- **Exercise**:
Your task is to copy each line that has the word "name".

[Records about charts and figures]

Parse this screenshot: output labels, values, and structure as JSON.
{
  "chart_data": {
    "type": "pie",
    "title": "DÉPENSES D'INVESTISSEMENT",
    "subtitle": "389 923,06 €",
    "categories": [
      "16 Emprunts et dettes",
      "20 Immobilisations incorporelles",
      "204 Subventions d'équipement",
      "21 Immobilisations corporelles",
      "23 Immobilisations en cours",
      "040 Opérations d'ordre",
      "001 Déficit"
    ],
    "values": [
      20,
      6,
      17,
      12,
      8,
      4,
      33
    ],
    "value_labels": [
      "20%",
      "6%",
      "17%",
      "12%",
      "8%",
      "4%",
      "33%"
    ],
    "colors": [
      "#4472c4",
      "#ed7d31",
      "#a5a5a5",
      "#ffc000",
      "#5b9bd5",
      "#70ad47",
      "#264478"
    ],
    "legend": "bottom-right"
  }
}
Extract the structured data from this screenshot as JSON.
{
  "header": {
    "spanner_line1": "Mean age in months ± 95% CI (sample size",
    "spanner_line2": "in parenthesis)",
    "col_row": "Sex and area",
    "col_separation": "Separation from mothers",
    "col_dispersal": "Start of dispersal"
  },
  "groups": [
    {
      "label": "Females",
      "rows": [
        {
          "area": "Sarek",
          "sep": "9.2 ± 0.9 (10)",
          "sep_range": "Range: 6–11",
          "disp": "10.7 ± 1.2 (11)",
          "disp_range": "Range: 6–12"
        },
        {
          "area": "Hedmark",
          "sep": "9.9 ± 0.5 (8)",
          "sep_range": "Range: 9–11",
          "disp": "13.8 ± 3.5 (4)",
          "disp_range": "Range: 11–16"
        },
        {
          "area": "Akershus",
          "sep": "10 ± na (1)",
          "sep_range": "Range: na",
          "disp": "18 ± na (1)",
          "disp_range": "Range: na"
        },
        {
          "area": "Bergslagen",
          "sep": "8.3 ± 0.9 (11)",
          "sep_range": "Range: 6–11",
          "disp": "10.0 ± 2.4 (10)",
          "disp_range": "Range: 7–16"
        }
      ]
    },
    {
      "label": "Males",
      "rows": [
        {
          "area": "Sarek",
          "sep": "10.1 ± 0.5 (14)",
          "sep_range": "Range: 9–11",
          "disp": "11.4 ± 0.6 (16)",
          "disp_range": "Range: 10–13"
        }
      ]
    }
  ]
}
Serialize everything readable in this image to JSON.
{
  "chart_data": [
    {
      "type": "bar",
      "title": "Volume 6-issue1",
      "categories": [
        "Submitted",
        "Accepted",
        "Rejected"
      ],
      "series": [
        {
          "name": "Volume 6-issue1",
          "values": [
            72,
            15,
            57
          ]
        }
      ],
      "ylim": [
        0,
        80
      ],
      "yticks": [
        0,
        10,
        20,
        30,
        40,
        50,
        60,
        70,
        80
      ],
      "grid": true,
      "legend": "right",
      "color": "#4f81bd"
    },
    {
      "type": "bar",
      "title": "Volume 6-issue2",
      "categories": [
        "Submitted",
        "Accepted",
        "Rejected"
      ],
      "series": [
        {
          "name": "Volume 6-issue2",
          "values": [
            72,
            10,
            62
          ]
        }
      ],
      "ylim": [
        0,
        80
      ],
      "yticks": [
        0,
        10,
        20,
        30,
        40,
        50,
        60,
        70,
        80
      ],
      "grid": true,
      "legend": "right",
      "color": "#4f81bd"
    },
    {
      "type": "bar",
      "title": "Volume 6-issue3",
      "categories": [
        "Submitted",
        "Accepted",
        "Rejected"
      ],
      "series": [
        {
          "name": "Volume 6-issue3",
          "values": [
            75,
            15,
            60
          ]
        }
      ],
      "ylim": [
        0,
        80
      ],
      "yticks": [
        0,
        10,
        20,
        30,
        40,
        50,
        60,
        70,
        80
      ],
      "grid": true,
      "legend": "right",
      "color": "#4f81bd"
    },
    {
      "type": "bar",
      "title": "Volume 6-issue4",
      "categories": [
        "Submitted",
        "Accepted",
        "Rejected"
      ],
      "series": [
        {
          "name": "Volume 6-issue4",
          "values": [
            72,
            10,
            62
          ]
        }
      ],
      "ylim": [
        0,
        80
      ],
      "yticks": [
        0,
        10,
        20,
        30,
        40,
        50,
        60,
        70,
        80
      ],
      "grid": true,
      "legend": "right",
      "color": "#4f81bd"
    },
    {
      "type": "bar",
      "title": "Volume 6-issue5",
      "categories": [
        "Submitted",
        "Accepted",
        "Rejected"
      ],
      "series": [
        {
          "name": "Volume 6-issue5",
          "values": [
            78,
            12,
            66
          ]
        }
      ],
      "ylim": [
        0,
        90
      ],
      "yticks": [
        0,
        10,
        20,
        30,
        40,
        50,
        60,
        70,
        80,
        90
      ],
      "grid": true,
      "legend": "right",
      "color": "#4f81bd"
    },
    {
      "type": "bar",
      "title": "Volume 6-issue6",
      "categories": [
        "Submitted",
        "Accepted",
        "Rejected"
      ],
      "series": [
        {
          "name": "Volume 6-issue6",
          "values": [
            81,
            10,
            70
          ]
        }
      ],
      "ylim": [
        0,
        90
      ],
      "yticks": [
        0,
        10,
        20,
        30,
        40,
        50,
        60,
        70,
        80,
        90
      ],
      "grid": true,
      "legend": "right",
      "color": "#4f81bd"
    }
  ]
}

* * *

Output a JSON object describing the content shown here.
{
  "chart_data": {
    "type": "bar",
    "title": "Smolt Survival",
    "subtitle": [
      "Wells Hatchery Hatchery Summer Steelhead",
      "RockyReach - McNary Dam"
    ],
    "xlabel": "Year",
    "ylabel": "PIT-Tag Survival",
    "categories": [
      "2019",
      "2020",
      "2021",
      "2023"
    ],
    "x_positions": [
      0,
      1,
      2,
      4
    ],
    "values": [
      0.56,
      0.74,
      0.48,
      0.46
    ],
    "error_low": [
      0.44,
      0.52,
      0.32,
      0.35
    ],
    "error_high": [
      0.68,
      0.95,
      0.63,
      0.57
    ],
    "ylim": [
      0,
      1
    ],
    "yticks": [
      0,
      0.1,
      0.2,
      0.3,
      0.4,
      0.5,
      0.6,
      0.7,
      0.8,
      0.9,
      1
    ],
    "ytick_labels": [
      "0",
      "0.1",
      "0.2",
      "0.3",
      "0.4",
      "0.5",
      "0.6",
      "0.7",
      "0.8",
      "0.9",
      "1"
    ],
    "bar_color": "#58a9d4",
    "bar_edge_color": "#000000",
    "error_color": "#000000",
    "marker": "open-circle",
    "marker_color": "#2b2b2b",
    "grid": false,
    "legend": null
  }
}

- **Reply**:
          "name": "Volume 6-issue1",
          "name": "Volume 6-issue2",
          "name": "Volume 6-issue3",
          "name": "Volume 6-issue4",
          "name": "Volume 6-issue5",
          "name": "Volume 6-issue6",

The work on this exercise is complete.